▶ **PROBLEM TO WORK ON**:
Identify, in the records below, every line where the string "mich" appears, and copy each such line.

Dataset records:
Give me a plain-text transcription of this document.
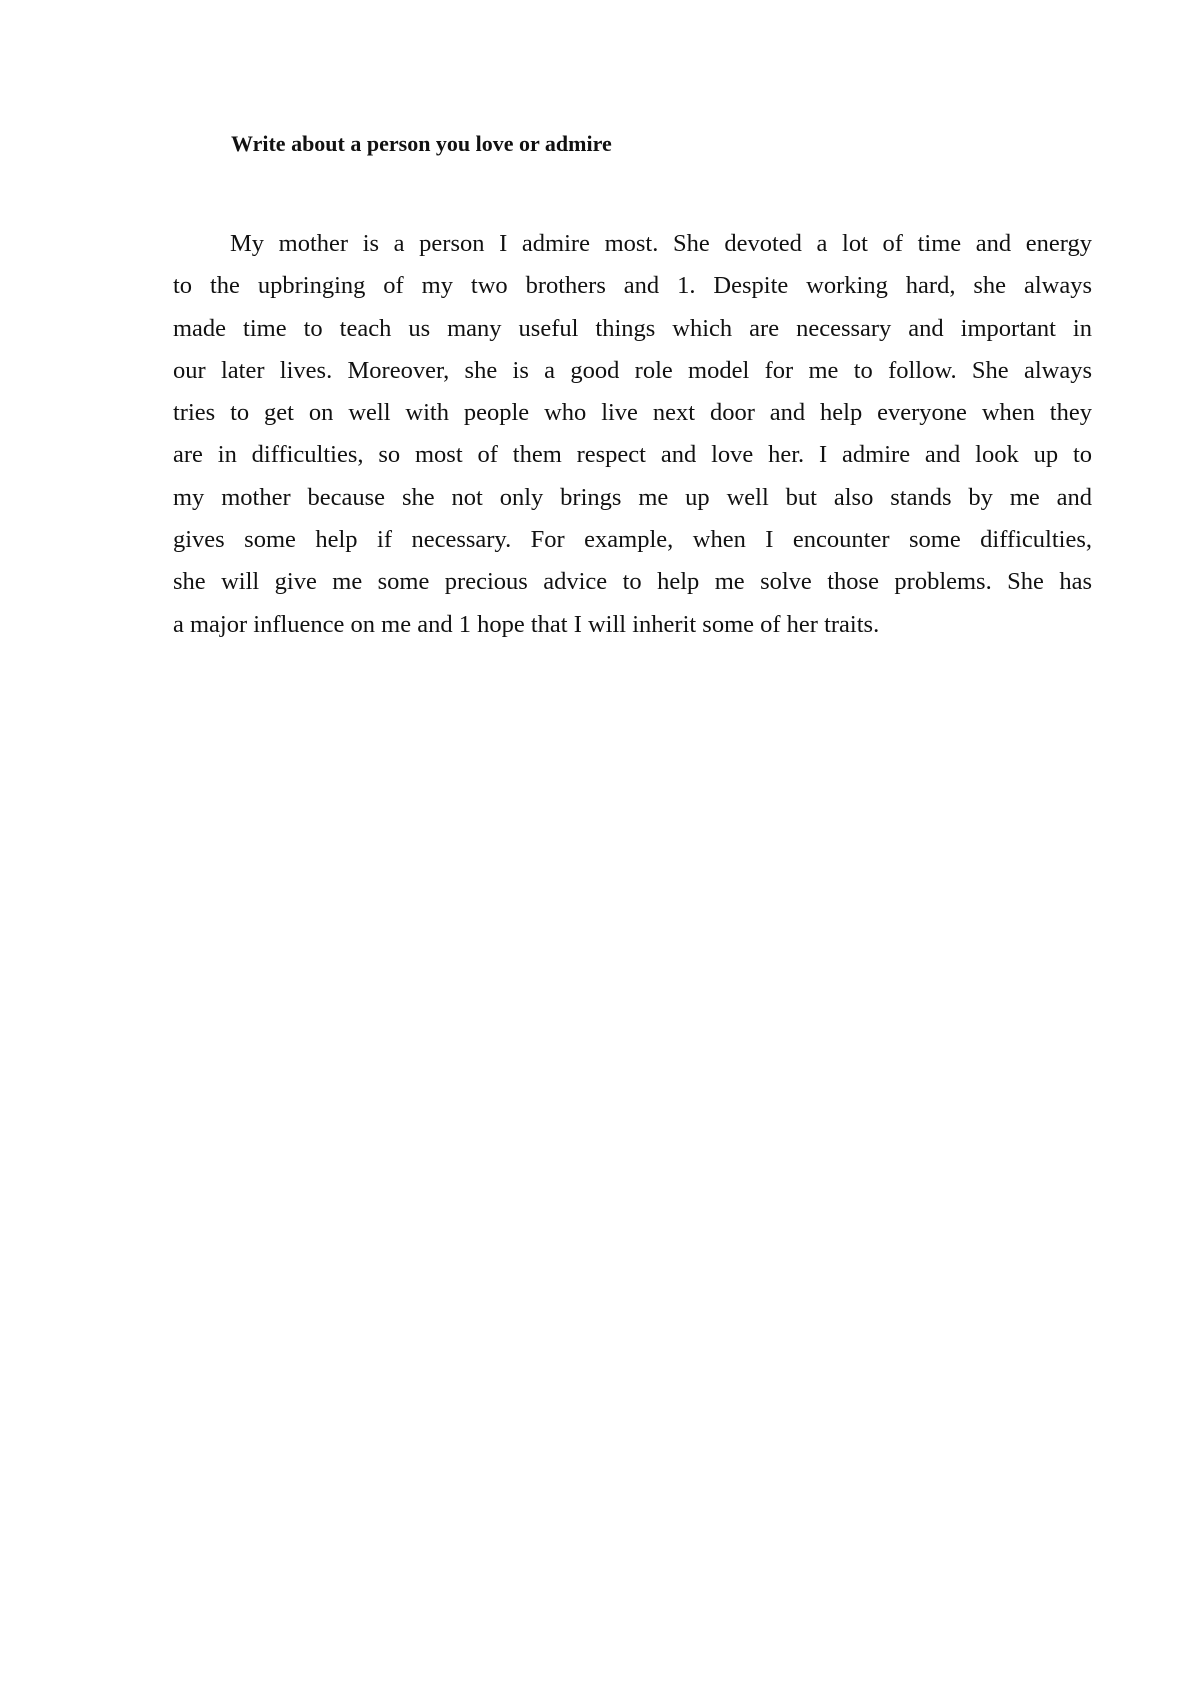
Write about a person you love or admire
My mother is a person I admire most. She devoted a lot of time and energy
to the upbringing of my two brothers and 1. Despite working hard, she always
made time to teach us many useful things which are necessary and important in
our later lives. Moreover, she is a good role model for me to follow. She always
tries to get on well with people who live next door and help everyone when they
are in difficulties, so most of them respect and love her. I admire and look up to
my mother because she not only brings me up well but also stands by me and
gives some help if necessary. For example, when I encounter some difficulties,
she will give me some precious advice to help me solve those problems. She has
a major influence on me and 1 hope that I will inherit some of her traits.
---
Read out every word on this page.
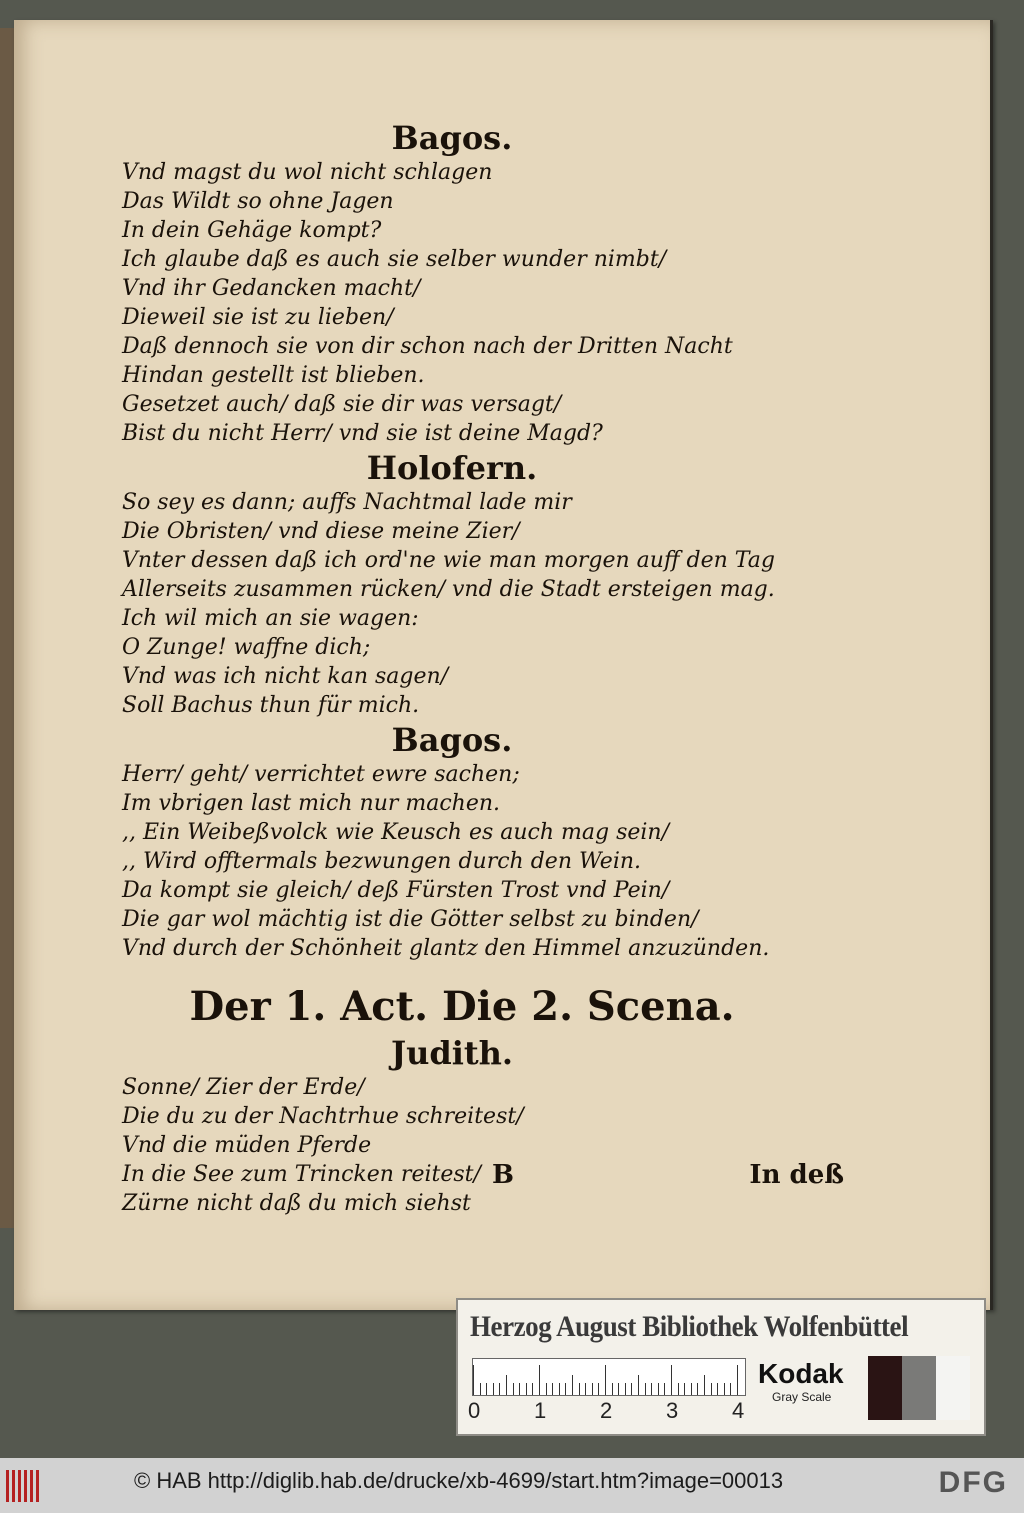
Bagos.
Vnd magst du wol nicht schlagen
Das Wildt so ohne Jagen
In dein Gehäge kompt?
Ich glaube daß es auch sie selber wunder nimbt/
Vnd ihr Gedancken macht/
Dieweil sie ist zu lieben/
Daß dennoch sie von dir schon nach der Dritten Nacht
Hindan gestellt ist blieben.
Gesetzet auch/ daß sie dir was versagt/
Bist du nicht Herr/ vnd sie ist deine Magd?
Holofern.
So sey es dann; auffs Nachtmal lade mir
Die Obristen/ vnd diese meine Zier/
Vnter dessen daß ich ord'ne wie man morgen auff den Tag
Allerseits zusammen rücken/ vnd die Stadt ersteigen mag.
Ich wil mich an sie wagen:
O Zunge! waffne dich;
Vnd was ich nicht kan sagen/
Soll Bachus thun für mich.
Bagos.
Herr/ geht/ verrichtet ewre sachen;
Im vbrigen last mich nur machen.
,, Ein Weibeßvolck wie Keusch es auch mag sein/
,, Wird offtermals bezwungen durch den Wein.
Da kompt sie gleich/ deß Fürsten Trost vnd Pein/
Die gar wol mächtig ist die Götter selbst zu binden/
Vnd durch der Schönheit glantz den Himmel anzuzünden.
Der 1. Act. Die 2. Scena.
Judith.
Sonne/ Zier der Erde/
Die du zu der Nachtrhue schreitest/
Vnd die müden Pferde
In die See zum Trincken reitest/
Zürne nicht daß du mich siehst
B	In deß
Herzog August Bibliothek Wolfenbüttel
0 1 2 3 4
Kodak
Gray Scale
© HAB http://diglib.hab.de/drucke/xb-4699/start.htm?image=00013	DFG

▶ **FINAL ANSWER**:
Ich wil mich an sie wagen:
Soll Bachus thun für mich.
Im vbrigen last mich nur machen.
Zürne nicht daß du mich siehst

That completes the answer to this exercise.